» Given information:

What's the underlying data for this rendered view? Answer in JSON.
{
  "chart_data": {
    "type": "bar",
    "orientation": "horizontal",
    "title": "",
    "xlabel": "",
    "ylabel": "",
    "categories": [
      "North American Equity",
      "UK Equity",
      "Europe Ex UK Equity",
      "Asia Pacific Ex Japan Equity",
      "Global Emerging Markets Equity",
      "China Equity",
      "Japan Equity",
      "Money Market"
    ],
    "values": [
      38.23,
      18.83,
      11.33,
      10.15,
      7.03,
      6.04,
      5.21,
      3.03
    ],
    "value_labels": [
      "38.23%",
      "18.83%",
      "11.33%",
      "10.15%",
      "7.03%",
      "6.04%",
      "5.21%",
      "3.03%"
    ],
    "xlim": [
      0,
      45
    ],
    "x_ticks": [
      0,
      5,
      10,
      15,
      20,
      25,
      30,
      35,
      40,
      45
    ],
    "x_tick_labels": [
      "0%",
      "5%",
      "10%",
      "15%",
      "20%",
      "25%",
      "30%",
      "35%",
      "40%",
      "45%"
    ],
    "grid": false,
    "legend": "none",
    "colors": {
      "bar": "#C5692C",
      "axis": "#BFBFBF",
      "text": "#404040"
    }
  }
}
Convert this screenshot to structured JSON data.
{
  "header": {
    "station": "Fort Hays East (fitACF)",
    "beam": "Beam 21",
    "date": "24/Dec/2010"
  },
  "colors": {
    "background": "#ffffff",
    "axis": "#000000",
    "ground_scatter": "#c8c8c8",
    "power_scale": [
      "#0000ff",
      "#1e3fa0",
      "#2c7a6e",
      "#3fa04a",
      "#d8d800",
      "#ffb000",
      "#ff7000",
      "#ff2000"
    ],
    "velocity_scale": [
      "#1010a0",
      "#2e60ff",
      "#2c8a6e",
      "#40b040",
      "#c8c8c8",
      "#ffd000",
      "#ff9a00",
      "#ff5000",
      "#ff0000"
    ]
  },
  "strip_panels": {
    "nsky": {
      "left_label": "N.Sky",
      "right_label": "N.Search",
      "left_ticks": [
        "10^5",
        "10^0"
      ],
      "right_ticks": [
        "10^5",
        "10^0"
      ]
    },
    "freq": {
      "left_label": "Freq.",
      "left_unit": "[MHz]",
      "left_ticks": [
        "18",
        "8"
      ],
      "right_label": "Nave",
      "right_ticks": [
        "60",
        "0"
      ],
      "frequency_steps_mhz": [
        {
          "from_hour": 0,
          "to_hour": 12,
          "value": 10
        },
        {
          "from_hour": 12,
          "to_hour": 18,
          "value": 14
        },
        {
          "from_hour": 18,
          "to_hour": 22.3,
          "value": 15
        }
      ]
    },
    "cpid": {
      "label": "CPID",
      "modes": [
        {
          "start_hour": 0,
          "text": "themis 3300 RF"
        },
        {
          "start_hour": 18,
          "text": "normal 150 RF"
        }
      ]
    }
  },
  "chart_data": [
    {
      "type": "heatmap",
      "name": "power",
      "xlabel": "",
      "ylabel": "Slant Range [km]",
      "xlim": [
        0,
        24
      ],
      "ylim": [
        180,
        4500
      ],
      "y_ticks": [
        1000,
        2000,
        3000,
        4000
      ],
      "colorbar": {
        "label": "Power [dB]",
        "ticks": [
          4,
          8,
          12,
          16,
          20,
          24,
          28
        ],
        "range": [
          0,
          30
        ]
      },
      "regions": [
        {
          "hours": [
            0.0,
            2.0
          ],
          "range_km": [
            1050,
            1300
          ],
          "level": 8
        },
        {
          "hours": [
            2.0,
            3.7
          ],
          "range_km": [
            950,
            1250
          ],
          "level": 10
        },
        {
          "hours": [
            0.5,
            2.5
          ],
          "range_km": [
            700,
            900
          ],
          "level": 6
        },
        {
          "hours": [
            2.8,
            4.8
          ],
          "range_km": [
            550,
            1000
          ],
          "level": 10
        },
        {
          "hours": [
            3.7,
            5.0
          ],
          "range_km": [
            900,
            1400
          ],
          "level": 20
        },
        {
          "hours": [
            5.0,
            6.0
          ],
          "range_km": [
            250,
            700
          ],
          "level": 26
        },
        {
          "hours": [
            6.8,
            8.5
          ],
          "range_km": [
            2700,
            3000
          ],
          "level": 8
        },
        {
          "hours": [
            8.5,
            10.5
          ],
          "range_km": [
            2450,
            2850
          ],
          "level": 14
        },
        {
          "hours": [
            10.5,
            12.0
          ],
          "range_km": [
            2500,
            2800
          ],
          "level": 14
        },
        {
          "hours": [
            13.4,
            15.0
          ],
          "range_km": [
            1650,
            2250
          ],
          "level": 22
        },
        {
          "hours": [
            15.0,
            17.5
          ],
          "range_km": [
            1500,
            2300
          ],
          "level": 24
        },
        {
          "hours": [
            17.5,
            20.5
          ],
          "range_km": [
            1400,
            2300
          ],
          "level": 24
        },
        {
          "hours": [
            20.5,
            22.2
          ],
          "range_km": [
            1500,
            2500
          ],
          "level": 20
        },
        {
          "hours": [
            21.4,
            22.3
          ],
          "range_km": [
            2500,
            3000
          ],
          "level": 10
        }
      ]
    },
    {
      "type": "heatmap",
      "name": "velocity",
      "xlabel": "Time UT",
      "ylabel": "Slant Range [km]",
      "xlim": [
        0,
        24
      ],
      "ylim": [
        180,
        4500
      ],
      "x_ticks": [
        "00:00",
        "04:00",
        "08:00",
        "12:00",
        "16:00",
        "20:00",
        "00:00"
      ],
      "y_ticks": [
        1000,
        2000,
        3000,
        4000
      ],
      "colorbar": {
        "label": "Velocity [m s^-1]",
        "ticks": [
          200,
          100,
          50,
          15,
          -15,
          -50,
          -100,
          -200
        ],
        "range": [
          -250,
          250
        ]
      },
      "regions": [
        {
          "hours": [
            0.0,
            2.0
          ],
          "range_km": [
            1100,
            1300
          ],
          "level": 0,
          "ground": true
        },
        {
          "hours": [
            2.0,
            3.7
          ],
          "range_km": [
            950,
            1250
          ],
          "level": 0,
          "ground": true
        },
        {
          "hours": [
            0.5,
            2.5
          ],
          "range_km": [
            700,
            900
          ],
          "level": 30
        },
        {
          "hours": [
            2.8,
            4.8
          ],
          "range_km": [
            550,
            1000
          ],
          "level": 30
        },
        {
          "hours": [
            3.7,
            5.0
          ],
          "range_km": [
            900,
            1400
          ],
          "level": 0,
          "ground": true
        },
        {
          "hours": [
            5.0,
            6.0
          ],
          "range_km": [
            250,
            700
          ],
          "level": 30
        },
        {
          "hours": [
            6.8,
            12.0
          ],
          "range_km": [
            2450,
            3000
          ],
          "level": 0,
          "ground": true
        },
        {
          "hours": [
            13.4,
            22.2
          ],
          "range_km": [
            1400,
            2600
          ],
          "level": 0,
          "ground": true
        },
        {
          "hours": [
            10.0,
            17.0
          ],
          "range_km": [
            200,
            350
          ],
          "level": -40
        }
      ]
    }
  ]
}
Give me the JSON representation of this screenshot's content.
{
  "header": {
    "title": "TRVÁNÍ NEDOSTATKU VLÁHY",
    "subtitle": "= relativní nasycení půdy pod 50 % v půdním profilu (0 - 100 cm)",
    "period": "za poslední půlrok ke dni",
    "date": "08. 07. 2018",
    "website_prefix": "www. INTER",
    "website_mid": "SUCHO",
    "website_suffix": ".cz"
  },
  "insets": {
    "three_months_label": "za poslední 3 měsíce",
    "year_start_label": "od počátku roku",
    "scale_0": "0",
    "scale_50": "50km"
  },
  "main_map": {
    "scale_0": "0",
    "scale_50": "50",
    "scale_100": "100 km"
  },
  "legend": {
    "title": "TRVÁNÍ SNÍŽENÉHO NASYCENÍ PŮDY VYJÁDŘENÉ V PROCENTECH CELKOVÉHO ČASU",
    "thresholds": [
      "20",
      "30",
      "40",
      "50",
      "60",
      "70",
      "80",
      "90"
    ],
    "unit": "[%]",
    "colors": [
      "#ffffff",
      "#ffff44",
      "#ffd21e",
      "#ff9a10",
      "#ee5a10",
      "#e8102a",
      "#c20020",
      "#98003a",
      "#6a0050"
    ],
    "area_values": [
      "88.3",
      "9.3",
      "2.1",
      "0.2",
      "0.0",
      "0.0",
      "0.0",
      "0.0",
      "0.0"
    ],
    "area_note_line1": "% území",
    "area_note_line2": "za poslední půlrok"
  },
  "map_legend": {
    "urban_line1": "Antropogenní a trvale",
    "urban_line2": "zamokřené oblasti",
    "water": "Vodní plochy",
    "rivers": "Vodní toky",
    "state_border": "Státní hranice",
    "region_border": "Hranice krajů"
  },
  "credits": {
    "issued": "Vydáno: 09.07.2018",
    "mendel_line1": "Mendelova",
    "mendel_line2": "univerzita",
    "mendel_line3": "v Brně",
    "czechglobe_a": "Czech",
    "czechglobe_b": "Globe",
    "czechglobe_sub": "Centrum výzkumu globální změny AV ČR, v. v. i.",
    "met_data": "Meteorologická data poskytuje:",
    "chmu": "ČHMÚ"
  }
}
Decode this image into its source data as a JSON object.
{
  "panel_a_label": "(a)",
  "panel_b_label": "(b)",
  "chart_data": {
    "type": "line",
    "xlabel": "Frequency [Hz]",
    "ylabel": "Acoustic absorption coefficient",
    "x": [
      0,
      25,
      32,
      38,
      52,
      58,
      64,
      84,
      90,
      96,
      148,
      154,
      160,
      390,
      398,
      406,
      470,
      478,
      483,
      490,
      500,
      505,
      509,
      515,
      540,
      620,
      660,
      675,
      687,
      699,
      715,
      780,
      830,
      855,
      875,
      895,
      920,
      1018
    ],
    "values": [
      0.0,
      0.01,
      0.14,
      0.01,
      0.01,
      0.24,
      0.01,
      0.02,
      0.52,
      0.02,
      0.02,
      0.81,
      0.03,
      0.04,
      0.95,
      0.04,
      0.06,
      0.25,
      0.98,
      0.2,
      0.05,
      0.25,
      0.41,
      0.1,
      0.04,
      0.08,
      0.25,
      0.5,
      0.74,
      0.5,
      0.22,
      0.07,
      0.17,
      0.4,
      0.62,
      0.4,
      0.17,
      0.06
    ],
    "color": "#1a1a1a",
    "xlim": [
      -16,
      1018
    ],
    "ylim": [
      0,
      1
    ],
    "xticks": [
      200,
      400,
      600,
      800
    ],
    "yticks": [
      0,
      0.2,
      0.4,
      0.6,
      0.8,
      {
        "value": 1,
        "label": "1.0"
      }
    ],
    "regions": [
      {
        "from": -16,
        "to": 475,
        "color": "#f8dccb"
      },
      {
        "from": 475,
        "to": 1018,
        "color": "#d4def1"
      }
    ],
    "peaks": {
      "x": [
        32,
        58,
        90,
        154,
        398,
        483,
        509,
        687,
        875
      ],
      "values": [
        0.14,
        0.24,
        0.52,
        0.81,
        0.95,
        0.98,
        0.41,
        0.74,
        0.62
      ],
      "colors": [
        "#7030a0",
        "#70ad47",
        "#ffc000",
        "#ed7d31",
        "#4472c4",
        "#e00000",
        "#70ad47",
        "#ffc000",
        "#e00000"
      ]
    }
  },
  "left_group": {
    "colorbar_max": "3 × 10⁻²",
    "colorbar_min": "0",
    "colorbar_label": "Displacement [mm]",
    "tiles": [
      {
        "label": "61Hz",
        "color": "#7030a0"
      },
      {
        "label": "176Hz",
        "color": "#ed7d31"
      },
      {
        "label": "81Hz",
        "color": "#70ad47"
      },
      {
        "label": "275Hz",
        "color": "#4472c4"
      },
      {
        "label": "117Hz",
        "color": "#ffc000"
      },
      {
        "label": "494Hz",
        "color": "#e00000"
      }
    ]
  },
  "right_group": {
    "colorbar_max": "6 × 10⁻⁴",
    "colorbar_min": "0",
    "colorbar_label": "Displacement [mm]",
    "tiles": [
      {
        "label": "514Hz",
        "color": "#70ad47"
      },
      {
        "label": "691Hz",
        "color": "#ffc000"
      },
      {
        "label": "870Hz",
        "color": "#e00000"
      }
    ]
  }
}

» Exercise instructions: Search the preceding listing for "Vodní" and extract every line where it is found.

» Exercise response:
    "water": "Vodní plochy",
    "rivers": "Vodní toky",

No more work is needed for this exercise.